## Listed records:

--- START ---

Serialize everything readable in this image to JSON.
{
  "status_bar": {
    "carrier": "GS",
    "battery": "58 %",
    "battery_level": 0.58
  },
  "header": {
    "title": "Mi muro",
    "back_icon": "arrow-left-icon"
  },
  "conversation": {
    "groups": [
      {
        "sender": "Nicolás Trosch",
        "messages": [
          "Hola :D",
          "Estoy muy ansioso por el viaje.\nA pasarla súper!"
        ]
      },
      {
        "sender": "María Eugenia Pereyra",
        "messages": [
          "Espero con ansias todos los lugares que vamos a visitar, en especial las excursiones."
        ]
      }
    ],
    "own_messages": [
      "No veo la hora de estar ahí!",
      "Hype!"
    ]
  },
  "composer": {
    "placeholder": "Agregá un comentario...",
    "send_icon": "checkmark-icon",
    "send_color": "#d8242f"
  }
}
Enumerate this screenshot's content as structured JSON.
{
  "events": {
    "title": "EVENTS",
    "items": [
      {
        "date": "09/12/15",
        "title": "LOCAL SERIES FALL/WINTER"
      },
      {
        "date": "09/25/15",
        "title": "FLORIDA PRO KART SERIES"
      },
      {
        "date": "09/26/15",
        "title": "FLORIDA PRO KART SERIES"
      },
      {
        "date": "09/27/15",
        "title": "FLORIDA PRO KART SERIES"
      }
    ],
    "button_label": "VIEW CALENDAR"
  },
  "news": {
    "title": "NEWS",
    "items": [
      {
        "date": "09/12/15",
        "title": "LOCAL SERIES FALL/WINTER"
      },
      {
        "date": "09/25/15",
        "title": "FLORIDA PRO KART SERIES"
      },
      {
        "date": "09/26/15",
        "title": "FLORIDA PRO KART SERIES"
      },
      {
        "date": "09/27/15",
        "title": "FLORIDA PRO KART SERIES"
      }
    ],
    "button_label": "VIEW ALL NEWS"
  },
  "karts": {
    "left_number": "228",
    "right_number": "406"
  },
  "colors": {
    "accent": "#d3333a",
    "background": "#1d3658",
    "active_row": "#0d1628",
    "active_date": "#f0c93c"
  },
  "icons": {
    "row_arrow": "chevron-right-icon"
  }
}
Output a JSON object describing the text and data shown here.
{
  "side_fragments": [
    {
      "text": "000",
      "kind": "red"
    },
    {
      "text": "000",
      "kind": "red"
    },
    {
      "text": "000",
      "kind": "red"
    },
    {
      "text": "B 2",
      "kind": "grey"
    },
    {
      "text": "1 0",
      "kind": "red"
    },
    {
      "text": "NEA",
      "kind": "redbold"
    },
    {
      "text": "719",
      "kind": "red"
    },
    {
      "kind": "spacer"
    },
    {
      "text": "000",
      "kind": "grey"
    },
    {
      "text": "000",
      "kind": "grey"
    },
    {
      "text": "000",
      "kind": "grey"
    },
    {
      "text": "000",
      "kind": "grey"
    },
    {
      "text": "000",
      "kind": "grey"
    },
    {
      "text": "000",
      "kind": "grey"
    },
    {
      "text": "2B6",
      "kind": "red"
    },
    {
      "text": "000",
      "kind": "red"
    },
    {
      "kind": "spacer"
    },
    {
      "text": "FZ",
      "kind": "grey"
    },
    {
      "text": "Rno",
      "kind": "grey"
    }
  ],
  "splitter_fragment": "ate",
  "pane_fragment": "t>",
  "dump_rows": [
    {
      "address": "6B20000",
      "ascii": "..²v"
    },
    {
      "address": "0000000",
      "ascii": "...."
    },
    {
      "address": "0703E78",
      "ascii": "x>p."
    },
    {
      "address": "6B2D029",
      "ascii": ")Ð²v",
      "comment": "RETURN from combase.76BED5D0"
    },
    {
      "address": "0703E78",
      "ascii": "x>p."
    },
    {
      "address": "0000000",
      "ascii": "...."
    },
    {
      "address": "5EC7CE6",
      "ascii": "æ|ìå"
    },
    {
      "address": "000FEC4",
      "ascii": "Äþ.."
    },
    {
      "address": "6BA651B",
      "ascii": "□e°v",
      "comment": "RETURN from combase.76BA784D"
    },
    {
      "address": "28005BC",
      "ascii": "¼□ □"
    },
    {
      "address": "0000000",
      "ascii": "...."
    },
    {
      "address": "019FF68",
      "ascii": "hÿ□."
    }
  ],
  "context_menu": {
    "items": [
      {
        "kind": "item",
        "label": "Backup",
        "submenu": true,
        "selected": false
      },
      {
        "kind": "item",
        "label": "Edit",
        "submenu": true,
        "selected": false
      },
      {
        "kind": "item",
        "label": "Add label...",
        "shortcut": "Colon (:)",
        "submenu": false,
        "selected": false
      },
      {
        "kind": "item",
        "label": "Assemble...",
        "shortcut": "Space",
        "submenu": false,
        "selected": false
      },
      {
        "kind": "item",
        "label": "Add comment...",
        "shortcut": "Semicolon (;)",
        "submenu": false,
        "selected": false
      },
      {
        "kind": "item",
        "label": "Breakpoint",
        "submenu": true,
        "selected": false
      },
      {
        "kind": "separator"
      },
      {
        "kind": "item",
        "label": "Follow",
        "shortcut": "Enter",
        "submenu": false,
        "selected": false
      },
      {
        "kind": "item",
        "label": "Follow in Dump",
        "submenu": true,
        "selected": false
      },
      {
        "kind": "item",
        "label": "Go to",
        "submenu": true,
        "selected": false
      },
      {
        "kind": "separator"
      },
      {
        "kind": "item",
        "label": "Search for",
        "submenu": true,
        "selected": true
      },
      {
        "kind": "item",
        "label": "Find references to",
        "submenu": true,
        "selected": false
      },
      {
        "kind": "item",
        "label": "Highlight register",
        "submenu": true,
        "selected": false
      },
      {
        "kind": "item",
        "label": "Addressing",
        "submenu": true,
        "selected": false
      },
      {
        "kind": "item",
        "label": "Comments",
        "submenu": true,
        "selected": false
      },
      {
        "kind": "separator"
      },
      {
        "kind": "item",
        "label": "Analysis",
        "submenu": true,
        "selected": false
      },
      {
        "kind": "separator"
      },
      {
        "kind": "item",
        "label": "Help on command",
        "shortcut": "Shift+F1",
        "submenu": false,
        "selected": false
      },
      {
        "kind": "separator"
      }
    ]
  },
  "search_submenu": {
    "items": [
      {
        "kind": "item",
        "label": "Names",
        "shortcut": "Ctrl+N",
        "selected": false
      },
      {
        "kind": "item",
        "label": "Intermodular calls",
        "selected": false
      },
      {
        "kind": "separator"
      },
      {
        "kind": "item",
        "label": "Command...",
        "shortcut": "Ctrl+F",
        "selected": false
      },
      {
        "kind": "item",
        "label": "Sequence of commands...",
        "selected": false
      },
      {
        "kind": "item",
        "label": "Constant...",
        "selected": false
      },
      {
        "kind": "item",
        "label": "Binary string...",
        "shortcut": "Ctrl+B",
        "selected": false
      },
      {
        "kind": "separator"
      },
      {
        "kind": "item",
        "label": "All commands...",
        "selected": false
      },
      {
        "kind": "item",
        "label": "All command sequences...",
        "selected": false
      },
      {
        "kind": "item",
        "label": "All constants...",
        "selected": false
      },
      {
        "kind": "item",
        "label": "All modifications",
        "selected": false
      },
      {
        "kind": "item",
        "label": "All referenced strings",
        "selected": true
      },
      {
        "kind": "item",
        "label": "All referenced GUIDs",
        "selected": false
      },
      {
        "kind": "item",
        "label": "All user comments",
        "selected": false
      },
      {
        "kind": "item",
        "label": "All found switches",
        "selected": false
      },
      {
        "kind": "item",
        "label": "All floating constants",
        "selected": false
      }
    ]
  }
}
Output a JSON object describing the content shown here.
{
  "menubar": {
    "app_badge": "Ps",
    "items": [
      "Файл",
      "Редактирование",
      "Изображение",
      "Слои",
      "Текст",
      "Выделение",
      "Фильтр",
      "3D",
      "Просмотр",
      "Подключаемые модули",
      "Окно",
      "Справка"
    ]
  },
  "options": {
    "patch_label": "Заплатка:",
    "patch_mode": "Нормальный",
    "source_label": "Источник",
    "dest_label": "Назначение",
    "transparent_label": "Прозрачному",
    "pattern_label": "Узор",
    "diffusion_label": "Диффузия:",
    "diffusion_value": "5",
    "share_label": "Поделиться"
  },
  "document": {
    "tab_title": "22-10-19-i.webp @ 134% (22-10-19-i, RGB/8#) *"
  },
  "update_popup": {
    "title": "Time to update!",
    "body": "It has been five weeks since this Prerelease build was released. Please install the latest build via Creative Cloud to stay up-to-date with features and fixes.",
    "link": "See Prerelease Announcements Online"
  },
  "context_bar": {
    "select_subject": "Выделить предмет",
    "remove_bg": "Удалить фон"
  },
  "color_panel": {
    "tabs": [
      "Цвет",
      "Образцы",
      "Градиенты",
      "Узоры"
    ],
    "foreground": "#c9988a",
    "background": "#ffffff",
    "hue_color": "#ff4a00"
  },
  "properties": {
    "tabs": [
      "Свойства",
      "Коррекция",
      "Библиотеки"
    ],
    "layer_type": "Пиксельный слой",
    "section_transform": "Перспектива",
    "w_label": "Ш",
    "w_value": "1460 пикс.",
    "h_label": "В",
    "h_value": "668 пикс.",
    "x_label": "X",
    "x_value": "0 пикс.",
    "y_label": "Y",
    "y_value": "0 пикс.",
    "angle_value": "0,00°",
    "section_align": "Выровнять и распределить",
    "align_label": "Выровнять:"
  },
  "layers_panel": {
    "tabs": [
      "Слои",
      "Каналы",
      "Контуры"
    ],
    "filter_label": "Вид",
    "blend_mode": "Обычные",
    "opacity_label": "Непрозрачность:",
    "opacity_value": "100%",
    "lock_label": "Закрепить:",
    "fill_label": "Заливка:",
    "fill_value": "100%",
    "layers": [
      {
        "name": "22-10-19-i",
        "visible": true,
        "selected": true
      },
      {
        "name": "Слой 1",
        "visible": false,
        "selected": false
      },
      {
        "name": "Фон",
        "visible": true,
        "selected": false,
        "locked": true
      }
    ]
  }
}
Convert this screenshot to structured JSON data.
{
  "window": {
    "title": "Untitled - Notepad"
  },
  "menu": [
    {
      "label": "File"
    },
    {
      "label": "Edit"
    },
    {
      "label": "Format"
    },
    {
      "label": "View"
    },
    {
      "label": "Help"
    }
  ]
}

--- END ---

## What you are asked to do:
Examine the entries and report how many of their lines contain the string "background", giving no more than the number.

## Written response:
2